WHAT YOU HAVE TO DO: Gather the lines below that include the string "Settings", copying each in full.

DATA EXCERPTS:
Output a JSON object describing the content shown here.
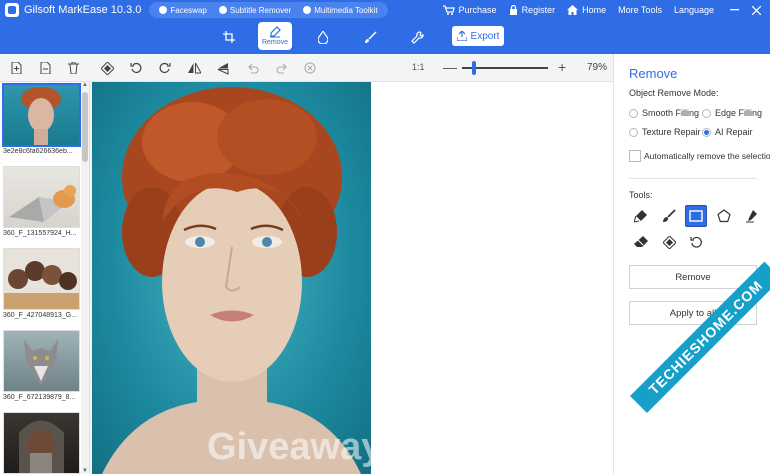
{
  "app": {
    "title": "Gilsoft MarkEase 10.3.0"
  },
  "title_pills": [
    {
      "label": "Faceswap"
    },
    {
      "label": "Subtitle Remover"
    },
    {
      "label": "Multimedia Toolkit"
    }
  ],
  "title_nav": {
    "purchase": "Purchase",
    "register": "Register",
    "home": "Home",
    "more_tools": "More Tools",
    "language": "Language"
  },
  "modules": {
    "active_label": "Remove",
    "export_label": "Export"
  },
  "zoom": {
    "one_to_one": "1:1",
    "minus": "—",
    "plus": "+",
    "percent": "79%",
    "level": 0.79
  },
  "thumbnails": [
    {
      "caption": "3e2e8c6fa626636eb...",
      "selected": true
    },
    {
      "caption": "360_F_131557924_H...",
      "selected": false
    },
    {
      "caption": "360_F_427048913_G...",
      "selected": false
    },
    {
      "caption": "360_F_672139879_8...",
      "selected": false
    },
    {
      "caption": "",
      "selected": false
    }
  ],
  "canvas": {
    "watermark": "Giveaway"
  },
  "panel": {
    "title": "Remove",
    "mode_label": "Object Remove Mode:",
    "modes": {
      "smooth": "Smooth Filling",
      "edge": "Edge Filling",
      "texture": "Texture Repair",
      "ai": "AI Repair"
    },
    "selected_mode": "AI Repair",
    "auto_remove_label": "Automatically remove the selection",
    "tools_label": "Tools:",
    "selected_tool": "rectangle",
    "remove_button": "Remove",
    "apply_button": "Apply to all"
  },
  "overlay": {
    "site_ribbon": "TECHIESHOME.COM"
  },
  "colors": {
    "accent": "#2f6de6",
    "ribbon": "#16a0c9"
  }
}
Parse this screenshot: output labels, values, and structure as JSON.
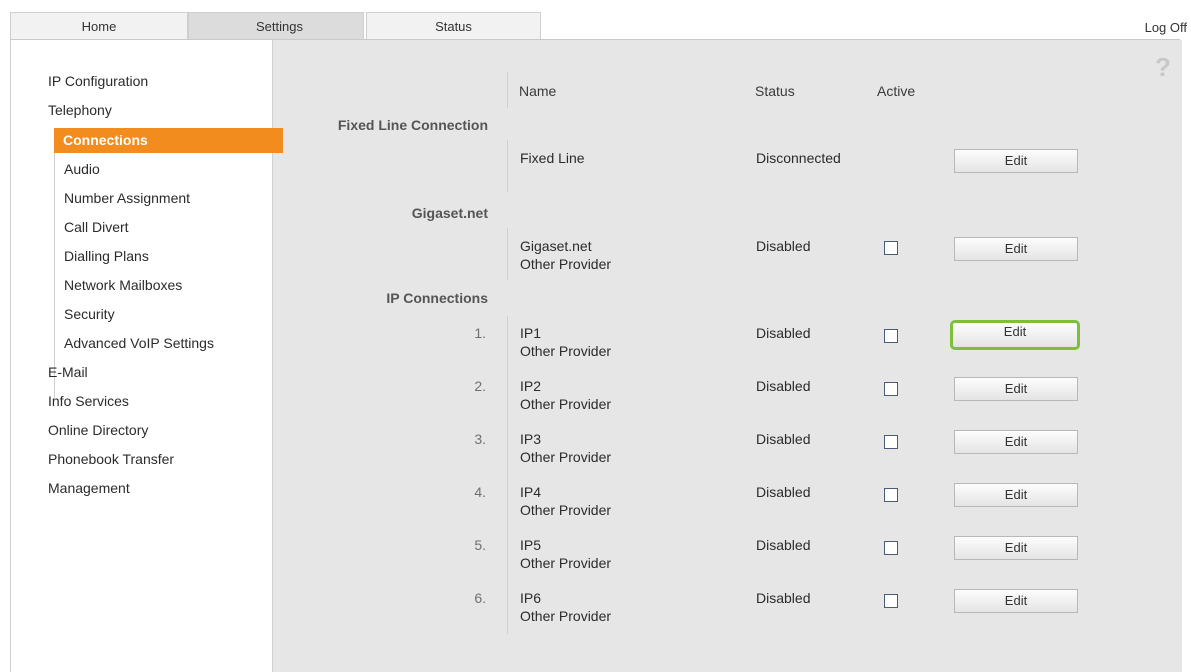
{
  "tabs": [
    {
      "label": "Home",
      "active": false
    },
    {
      "label": "Settings",
      "active": true
    },
    {
      "label": "Status",
      "active": false
    }
  ],
  "logoff": "Log Off",
  "help_icon": "?",
  "sidebar": {
    "items": [
      "IP Configuration",
      "Telephony",
      "E-Mail",
      "Info Services",
      "Online Directory",
      "Phonebook Transfer",
      "Management"
    ],
    "telephony_children": [
      "Connections",
      "Audio",
      "Number Assignment",
      "Call Divert",
      "Dialling Plans",
      "Network Mailboxes",
      "Security",
      "Advanced VoIP Settings"
    ],
    "active_item": "Connections",
    "active_color": "#f28c1e"
  },
  "table": {
    "headers": {
      "name": "Name",
      "status": "Status",
      "active": "Active"
    },
    "sections": {
      "fixed": "Fixed Line Connection",
      "gigaset": "Gigaset.net",
      "ip": "IP Connections"
    },
    "fixed_line": {
      "name": "Fixed Line",
      "status": "Disconnected",
      "edit": "Edit"
    },
    "gigaset_row": {
      "name": "Gigaset.net",
      "provider": "Other Provider",
      "status": "Disabled",
      "active": false,
      "edit": "Edit"
    },
    "ip_rows": [
      {
        "num": "1.",
        "name": "IP1",
        "provider": "Other Provider",
        "status": "Disabled",
        "active": false,
        "edit": "Edit"
      },
      {
        "num": "2.",
        "name": "IP2",
        "provider": "Other Provider",
        "status": "Disabled",
        "active": false,
        "edit": "Edit"
      },
      {
        "num": "3.",
        "name": "IP3",
        "provider": "Other Provider",
        "status": "Disabled",
        "active": false,
        "edit": "Edit"
      },
      {
        "num": "4.",
        "name": "IP4",
        "provider": "Other Provider",
        "status": "Disabled",
        "active": false,
        "edit": "Edit"
      },
      {
        "num": "5.",
        "name": "IP5",
        "provider": "Other Provider",
        "status": "Disabled",
        "active": false,
        "edit": "Edit"
      },
      {
        "num": "6.",
        "name": "IP6",
        "provider": "Other Provider",
        "status": "Disabled",
        "active": false,
        "edit": "Edit"
      }
    ],
    "highlight_color": "#7fbe3d"
  }
}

WORKED ANSWER:
      "label": "Settings",
      "Advanced VoIP Settings"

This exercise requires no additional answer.